(Rows from a figure dataset)
==================================================
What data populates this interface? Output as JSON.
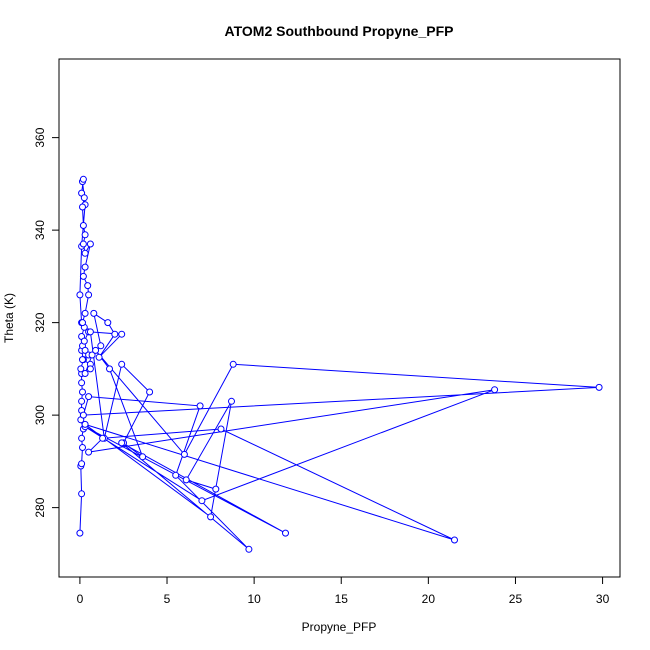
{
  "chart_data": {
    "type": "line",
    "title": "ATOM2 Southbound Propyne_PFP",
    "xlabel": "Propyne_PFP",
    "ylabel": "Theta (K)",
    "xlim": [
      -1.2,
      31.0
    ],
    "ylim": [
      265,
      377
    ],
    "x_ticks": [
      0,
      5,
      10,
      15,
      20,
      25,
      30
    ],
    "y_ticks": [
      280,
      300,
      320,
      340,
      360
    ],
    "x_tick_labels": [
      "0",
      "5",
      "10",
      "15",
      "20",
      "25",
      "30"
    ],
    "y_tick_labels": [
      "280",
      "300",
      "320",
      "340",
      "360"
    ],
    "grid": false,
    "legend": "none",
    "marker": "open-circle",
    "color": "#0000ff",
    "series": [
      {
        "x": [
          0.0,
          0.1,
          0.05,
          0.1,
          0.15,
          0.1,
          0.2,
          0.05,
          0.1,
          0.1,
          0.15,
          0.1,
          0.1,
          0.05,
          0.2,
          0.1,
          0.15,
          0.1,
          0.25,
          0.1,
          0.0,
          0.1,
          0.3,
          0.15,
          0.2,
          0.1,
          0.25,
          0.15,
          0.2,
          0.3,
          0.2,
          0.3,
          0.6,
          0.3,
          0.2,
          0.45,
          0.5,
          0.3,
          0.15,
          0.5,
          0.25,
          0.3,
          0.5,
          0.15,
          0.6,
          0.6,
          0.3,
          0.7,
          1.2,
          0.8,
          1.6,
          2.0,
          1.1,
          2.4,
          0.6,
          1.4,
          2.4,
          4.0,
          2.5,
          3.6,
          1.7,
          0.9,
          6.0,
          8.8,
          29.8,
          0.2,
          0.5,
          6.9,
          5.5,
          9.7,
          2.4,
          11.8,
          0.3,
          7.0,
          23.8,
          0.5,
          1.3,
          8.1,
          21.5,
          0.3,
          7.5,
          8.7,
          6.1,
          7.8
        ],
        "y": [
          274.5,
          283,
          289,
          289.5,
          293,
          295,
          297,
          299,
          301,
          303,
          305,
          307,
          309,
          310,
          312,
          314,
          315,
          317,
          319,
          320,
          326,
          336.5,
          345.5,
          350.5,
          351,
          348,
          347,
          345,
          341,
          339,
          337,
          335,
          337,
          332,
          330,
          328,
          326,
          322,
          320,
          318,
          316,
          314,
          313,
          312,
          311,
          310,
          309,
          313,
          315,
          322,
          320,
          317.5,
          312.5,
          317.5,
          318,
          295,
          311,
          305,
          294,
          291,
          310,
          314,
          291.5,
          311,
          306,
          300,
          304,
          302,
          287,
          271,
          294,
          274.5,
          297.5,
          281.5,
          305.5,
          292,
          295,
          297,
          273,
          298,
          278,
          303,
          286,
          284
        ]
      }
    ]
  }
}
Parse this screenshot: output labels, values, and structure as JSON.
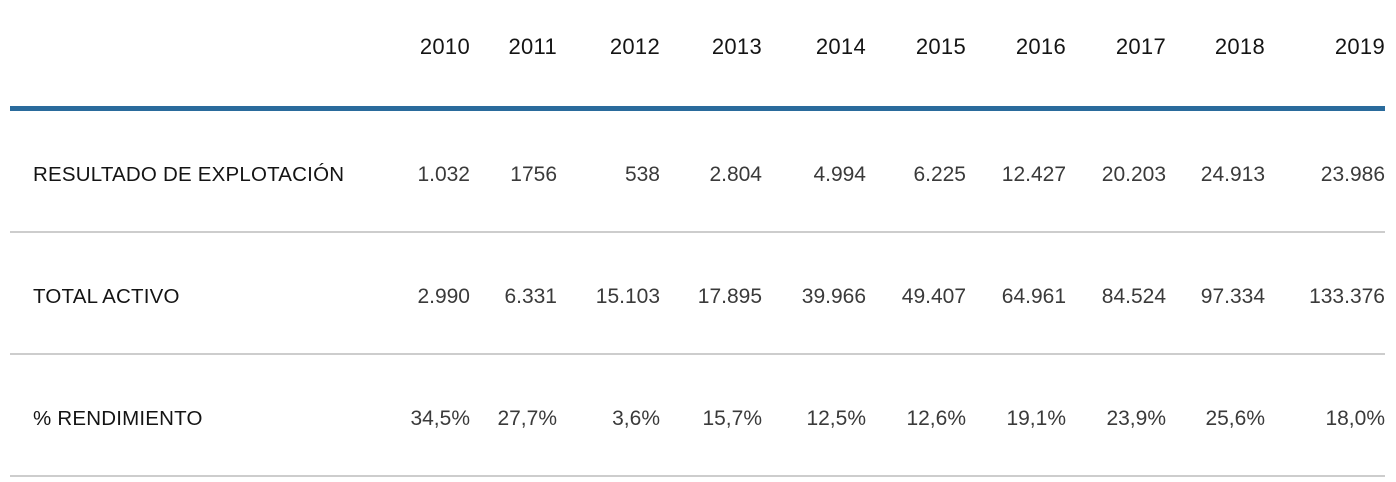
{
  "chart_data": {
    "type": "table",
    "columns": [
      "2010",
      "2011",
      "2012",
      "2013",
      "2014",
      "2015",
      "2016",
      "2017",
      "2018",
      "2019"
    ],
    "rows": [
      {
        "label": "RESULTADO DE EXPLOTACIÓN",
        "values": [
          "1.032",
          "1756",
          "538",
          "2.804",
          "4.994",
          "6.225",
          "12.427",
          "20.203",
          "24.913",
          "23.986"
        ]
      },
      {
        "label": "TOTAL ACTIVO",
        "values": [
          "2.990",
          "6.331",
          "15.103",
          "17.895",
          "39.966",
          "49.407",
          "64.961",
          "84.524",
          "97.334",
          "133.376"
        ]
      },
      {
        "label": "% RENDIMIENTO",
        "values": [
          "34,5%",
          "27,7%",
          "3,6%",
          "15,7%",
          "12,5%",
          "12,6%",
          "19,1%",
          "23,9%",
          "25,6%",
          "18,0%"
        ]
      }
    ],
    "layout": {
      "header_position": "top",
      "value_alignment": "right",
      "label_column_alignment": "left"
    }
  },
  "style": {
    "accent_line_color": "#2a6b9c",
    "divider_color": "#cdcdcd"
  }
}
==================================================
Repeat the entries exactly and keep the pictures out of the copy.

What data populates this interface? Output as JSON.
{
  "chart_data": {
    "type": "line",
    "title": "ATOM2 Southbound Propyne_PFP",
    "xlabel": "Propyne_PFP",
    "ylabel": "Theta (K)",
    "xlim": [
      -1.2,
      31.0
    ],
    "ylim": [
      265,
      377
    ],
    "x_ticks": [
      0,
      5,
      10,
      15,
      20,
      25,
      30
    ],
    "y_ticks": [
      280,
      300,
      320,
      340,
      360
    ],
    "x_tick_labels": [
      "0",
      "5",
      "10",
      "15",
      "20",
      "25",
      "30"
    ],
    "y_tick_labels": [
      "280",
      "300",
      "320",
      "340",
      "360"
    ],
    "grid": false,
    "legend": "none",
    "marker": "open-circle",
    "color": "#0000ff",
    "series": [
      {
        "x": [
          0.0,
          0.1,
          0.05,
          0.1,
          0.15,
          0.1,
          0.2,
          0.05,
          0.1,
          0.1,
          0.15,
          0.1,
          0.1,
          0.05,
          0.2,
          0.1,
          0.15,
          0.1,
          0.25,
          0.1,
          0.0,
          0.1,
          0.3,
          0.15,
          0.2,
          0.1,
          0.25,
          0.15,
          0.2,
          0.3,
          0.2,
          0.3,
          0.6,
          0.3,
          0.2,
          0.45,
          0.5,
          0.3,
          0.15,
          0.5,
          0.25,
          0.3,
          0.5,
          0.15,
          0.6,
          0.6,
          0.3,
          0.7,
          1.2,
          0.8,
          1.6,
          2.0,
          1.1,
          2.4,
          0.6,
          1.4,
          2.4,
          4.0,
          2.5,
          3.6,
          1.7,
          0.9,
          6.0,
          8.8,
          29.8,
          0.2,
          0.5,
          6.9,
          5.5,
          9.7,
          2.4,
          11.8,
          0.3,
          7.0,
          23.8,
          0.5,
          1.3,
          8.1,
          21.5,
          0.3,
          7.5,
          8.7,
          6.1,
          7.8
        ],
        "y": [
          274.5,
          283,
          289,
          289.5,
          293,
          295,
          297,
          299,
          301,
          303,
          305,
          307,
          309,
          310,
          312,
          314,
          315,
          317,
          319,
          320,
          326,
          336.5,
          345.5,
          350.5,
          351,
          348,
          347,
          345,
          341,
          339,
          337,
          335,
          337,
          332,
          330,
          328,
          326,
          322,
          320,
          318,
          316,
          314,
          313,
          312,
          311,
          310,
          309,
          313,
          315,
          322,
          320,
          317.5,
          312.5,
          317.5,
          318,
          295,
          311,
          305,
          294,
          291,
          310,
          314,
          291.5,
          311,
          306,
          300,
          304,
          302,
          287,
          271,
          294,
          274.5,
          297.5,
          281.5,
          305.5,
          292,
          295,
          297,
          273,
          298,
          278,
          303,
          286,
          284
        ]
      }
    ]
  }
}
Parse this screenshot: output labels, values, and structure as JSON.
{
  "chart_data": {
    "type": "table",
    "columns": [
      "2010",
      "2011",
      "2012",
      "2013",
      "2014",
      "2015",
      "2016",
      "2017",
      "2018",
      "2019"
    ],
    "rows": [
      {
        "label": "RESULTADO DE EXPLOTACIÓN",
        "values": [
          "1.032",
          "1756",
          "538",
          "2.804",
          "4.994",
          "6.225",
          "12.427",
          "20.203",
          "24.913",
          "23.986"
        ]
      },
      {
        "label": "TOTAL ACTIVO",
        "values": [
          "2.990",
          "6.331",
          "15.103",
          "17.895",
          "39.966",
          "49.407",
          "64.961",
          "84.524",
          "97.334",
          "133.376"
        ]
      },
      {
        "label": "% RENDIMIENTO",
        "values": [
          "34,5%",
          "27,7%",
          "3,6%",
          "15,7%",
          "12,5%",
          "12,6%",
          "19,1%",
          "23,9%",
          "25,6%",
          "18,0%"
        ]
      }
    ],
    "layout": {
      "header_position": "top",
      "value_alignment": "right",
      "label_column_alignment": "left"
    }
  },
  "style": {
    "accent_line_color": "#2a6b9c",
    "divider_color": "#cdcdcd"
  }
}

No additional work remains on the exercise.